(Text):

=-=-=

The argument: Stibnite is a large, advanced asset setting itself up as an acquisition target in this gold market. Low risk. Current status in the ‘boring’ phase (mid-feasibility and mid-permitting) means stock is inexpensive.
- Northern Empire (TSXV: NM): advancing the Sterling project in Nevada. Fully permitted mine in production until recently. Previous owner (Imperial Metals) never paid it much attention and then got sideswiped by Mount Polley tailings dam disaster and sold Sterling. NM is exploring around and below the old pits and planning to explore the large trend extension to the north that has seen very little work.
The argument: Sterling is a permitted project with easy proven metallurgy and low costs. And Corvus Gold (TSXV: KOR) recently got a bunch of love for results from Mother Lode, which is a small claim package internal to NM’s ground. Once NM gets permits to drill its northern ground, odds are good it will hit the same gold. Then it will have both: the advanced deposits at Sterling and a new discovery in the north.
- Columbus Gold (TSX: CGT): 45% owner of the large Montagne d’Or gold project in French Guiana, a joint venture with Russian company NordGold. This is a large, advanced gold asset set up as an acquisition target in this gold market. The buyer might be NordGold or another. Investors are also interested in Columbus today because shareholders as of December 11 will get stock in Allegiant Gold, the new company being spun out of CGT to advance its prospective portfolio of Nevada projects.
The argument: Montagne d’Or is a large, advanced gold asset with strong in-country support that is available for a deal. The Allegiant spinout will have a very nice portfolio of projects in Nevada that are ready to drill.
- Integra Resources (TSXV: ITR): Maven readers know this story, since I wrote it up just last week. Newly listed company advancing the DeLamar and Florida Mountain projects in Idaho. DeLamar already offers 2.6M gold equivalent oz.
The argument: Integra is inexpensive in terms of enterprise value per ounce relative to peers, but resource count will soon grow significantly when Florida Mountain resource is added. Then exploration will get underway. Proven team.
What these stories have in common is a lower risk profile than explorers because of a defined valuation backstop, in the form of defined resources, access to capital, and demonstrated mineability. Those factors mean stories like this provide guaranteed leverage when the market gets going.
We are still in the early days of this mining bull market and that means there are lower risk ways to invest. Those will evaporate when the market gets going, but right now they are the talk of the town.
Time to Buy, Not Sell
The other theme of note from the weekend event is one I have been discussing for two weeks already: that these last months of the year are a time to buy, not to sell.
As I’ve said, the foundation of successful investing is to buy low and sell high. With that in mind, selling in November and December – arguably the weakest time of year for exploration and mining stocks – is a bad idea.
If you took down a big gain this year and want a tax loss credit to claim against it (and somehow don’t have any remaining from the bear market!) the time for tax loss selling is September. As the fall strong season peaks, look at your portfolio. Stocks that are not fulfilling your investment thesis, stocks that just haven’t managed to make it happen – sell them then. Take the loss, but lose less.
By mid-November, prices have slid and it’s time to look for buys. So many successful mining sector investors buy half a dozen good quality stocks between mid-November and end of December and sell them again in February or March, after riding the seasonal wave.

=-=-=

(Source information):

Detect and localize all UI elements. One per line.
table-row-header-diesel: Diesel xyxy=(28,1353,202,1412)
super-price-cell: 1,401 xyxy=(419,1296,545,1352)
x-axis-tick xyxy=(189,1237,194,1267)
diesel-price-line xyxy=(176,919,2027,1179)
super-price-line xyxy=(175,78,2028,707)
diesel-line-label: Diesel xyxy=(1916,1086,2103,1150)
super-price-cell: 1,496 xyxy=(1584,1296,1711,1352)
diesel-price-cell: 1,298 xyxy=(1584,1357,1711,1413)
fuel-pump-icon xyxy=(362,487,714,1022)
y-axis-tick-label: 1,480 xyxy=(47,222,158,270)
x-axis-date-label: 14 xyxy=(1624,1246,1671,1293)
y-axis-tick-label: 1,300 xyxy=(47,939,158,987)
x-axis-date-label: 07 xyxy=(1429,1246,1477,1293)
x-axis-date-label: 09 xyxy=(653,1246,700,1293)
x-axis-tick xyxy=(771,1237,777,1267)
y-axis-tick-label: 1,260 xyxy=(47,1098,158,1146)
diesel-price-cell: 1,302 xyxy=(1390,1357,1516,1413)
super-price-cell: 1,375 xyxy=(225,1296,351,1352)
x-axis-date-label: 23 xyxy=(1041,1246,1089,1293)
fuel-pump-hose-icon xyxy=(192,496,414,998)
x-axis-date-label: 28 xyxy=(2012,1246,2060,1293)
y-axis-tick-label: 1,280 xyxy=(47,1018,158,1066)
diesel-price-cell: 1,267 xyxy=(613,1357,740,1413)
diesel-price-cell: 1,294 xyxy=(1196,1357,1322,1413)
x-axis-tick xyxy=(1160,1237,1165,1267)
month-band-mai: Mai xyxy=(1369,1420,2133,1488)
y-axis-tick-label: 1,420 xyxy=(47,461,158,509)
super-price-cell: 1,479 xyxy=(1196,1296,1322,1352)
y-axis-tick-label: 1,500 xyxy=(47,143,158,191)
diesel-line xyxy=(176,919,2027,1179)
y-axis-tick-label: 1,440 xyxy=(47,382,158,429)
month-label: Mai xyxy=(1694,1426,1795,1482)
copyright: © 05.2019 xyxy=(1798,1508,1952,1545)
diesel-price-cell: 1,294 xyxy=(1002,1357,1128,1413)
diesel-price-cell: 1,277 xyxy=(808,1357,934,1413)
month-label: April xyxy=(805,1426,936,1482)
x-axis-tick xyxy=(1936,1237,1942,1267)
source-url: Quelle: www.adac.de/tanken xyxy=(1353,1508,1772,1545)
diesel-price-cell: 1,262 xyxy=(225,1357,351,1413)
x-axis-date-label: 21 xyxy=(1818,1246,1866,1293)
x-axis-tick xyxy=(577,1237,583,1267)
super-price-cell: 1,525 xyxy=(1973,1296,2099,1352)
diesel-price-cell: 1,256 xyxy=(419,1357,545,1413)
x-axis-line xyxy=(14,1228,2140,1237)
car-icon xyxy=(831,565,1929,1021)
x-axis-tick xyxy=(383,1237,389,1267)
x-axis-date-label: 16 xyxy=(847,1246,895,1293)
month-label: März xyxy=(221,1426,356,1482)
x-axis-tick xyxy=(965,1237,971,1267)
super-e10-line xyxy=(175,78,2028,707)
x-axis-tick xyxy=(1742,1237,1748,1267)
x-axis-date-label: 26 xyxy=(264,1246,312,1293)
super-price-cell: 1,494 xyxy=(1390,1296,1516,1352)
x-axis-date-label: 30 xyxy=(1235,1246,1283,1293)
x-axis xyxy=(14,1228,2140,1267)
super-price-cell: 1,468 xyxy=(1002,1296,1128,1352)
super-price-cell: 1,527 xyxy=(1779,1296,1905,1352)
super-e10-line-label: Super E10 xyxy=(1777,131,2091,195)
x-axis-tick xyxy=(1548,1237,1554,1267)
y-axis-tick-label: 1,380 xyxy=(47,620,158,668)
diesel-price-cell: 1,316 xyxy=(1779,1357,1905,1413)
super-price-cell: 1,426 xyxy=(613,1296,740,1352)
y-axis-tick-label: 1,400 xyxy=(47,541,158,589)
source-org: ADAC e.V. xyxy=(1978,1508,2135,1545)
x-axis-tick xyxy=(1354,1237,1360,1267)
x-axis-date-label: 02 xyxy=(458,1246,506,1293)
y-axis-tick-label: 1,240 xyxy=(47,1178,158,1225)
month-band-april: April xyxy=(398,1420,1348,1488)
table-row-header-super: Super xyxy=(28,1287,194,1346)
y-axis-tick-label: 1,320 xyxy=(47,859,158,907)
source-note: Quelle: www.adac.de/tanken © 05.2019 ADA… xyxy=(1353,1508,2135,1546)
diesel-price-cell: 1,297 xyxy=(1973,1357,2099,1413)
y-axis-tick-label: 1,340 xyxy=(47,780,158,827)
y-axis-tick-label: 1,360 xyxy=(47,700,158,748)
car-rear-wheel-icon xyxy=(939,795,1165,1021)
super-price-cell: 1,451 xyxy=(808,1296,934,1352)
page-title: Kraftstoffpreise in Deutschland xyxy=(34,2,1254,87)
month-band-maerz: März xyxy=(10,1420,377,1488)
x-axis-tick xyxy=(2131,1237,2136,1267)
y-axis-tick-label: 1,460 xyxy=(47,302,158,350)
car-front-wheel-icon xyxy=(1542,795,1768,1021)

=-=-=

(Work item):
According to the text on gold mining stocks, what share of the Montagne d'Or gold project does Columbus Gold own? The listing plays no part in the task.

(Your response):
45%